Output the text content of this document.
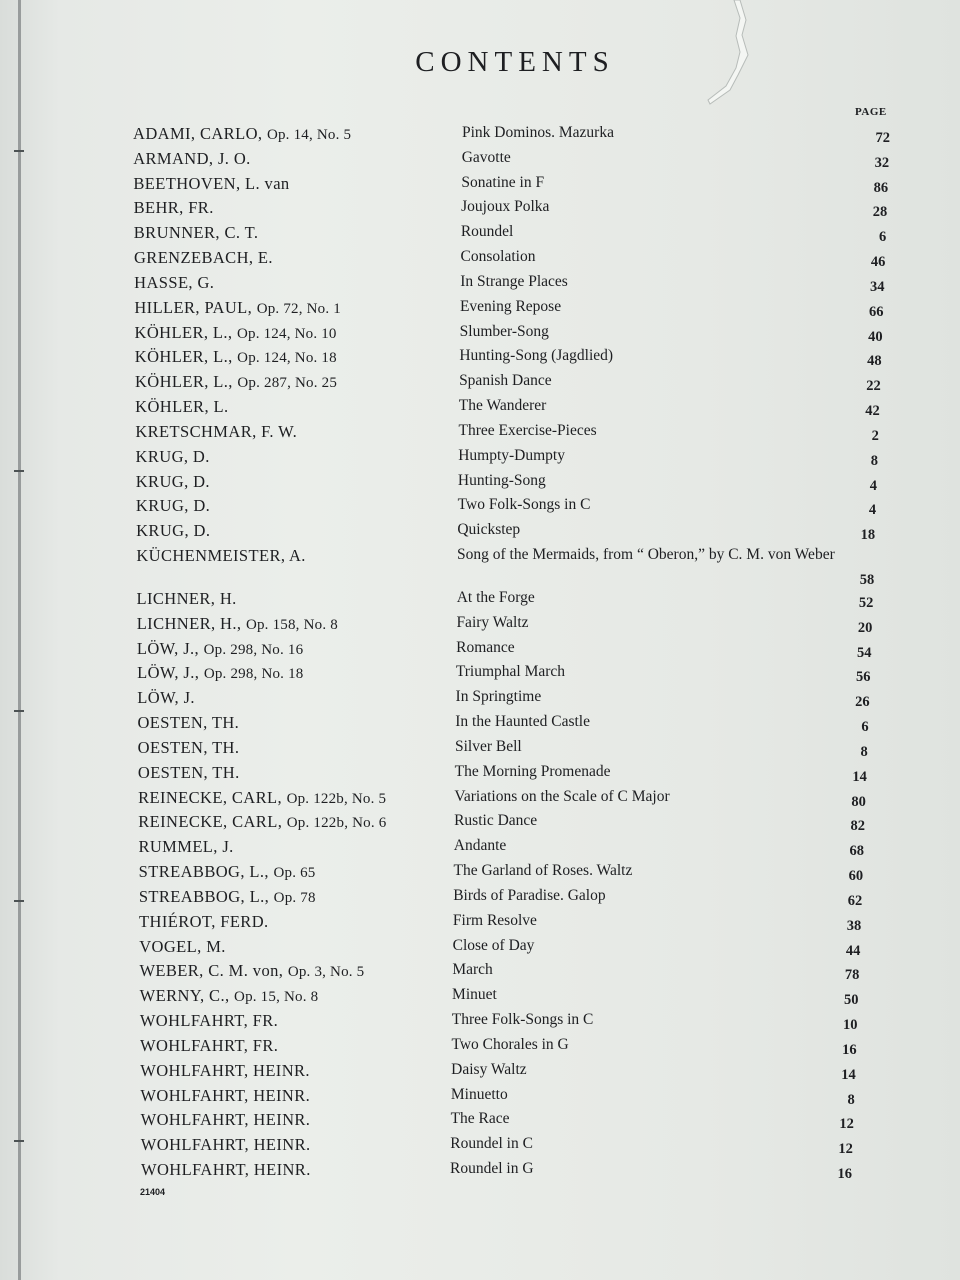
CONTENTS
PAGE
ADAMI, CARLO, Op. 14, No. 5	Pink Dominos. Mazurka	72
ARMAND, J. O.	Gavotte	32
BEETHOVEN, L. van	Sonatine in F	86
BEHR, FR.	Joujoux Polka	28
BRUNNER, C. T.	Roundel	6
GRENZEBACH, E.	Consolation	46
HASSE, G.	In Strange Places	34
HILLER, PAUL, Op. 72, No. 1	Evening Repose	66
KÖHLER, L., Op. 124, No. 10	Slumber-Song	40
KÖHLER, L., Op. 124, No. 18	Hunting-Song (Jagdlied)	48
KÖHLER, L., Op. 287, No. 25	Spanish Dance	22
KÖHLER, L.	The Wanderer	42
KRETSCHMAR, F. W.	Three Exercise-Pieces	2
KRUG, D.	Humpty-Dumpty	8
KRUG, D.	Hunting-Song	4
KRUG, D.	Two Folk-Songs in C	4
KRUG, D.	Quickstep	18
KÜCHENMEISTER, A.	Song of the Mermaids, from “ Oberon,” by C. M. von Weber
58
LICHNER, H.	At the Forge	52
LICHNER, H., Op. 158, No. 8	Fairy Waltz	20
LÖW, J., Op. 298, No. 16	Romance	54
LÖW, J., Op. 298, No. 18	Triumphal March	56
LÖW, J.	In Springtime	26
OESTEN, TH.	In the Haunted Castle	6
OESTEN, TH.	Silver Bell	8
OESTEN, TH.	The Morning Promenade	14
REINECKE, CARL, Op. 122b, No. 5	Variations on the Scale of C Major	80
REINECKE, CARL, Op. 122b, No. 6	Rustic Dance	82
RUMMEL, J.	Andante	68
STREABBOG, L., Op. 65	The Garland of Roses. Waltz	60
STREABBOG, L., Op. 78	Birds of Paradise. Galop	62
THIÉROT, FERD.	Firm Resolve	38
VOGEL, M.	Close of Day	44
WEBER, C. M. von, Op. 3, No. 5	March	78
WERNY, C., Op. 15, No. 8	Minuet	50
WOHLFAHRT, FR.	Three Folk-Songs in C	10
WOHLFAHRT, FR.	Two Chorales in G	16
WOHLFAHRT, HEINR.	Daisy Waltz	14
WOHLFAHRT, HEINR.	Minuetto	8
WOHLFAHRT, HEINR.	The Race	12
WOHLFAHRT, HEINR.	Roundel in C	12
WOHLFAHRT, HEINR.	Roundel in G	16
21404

## Instructions to follow
Each line that contains the string "Waltz" counts once; report how many such lines the entries have, giving only the number.

## Worked answer
3